§ **Stored records**:
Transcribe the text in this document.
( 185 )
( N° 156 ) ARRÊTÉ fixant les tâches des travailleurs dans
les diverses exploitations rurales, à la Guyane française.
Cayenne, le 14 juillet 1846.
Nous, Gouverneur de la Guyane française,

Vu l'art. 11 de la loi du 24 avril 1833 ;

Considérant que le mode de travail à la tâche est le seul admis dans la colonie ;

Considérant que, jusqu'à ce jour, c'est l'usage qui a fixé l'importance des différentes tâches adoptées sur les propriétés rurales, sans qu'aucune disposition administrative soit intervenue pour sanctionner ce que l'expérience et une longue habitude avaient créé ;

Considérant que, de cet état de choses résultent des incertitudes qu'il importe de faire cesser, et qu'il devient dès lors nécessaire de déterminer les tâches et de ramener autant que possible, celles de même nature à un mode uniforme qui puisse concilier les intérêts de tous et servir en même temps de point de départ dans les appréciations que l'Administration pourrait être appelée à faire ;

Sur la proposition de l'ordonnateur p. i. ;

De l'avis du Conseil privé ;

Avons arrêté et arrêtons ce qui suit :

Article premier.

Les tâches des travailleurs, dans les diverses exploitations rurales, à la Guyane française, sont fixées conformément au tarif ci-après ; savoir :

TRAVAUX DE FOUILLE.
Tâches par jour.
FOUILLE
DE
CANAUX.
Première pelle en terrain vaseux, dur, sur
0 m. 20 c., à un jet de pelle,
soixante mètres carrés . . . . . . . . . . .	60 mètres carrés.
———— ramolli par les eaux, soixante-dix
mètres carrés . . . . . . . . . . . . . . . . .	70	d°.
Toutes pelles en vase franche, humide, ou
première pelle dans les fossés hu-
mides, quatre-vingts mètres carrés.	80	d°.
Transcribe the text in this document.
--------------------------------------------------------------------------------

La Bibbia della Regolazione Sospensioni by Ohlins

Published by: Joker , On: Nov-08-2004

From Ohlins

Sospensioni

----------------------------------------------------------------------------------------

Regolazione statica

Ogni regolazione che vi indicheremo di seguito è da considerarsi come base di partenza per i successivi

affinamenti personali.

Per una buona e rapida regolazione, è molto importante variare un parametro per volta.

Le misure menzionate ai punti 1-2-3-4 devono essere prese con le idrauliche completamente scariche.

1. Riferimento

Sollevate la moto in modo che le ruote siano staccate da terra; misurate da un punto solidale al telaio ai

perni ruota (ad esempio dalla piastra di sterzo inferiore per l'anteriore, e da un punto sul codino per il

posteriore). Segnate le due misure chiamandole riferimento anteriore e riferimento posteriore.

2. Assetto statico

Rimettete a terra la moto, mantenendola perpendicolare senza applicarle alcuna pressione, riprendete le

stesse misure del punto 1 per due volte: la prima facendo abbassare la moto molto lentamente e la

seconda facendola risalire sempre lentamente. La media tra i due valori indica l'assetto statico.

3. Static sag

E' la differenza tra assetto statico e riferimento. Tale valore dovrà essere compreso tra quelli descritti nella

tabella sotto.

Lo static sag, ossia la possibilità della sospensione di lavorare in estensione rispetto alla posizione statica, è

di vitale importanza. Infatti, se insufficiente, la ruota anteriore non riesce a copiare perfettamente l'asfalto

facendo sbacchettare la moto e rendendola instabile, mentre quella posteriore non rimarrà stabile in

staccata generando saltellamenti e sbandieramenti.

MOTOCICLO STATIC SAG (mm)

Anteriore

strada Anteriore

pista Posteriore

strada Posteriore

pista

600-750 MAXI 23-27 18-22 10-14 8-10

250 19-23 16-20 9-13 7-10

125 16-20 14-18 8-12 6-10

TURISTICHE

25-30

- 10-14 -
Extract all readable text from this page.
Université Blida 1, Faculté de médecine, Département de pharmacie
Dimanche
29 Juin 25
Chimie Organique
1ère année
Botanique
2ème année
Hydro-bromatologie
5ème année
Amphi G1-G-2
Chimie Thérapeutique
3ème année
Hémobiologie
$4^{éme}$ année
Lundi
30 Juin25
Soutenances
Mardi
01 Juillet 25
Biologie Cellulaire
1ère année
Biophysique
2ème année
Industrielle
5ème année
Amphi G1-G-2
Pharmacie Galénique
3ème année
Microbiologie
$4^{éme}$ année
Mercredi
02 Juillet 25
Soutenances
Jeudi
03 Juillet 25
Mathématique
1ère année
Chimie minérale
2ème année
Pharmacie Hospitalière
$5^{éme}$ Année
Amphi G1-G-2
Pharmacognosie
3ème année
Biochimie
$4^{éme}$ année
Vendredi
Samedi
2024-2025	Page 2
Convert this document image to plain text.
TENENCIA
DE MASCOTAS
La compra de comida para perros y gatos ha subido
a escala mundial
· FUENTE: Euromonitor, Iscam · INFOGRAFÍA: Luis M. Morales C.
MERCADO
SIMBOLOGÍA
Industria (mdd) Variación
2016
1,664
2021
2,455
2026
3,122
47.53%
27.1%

§ **Exercise**:
Reproduce only the lines between the line containing "Convert this document image to plain text." and the last line of the records, those two lines included, exactly.

§ **Exercise response**:
Convert this document image to plain text.
TENENCIA
DE MASCOTAS
La compra de comida para perros y gatos ha subido
a escala mundial
· FUENTE: Euromonitor, Iscam · INFOGRAFÍA: Luis M. Morales C.
MERCADO
SIMBOLOGÍA
Industria (mdd) Variación
2016
1,664
2021
2,455
2026
3,122
47.53%
27.1%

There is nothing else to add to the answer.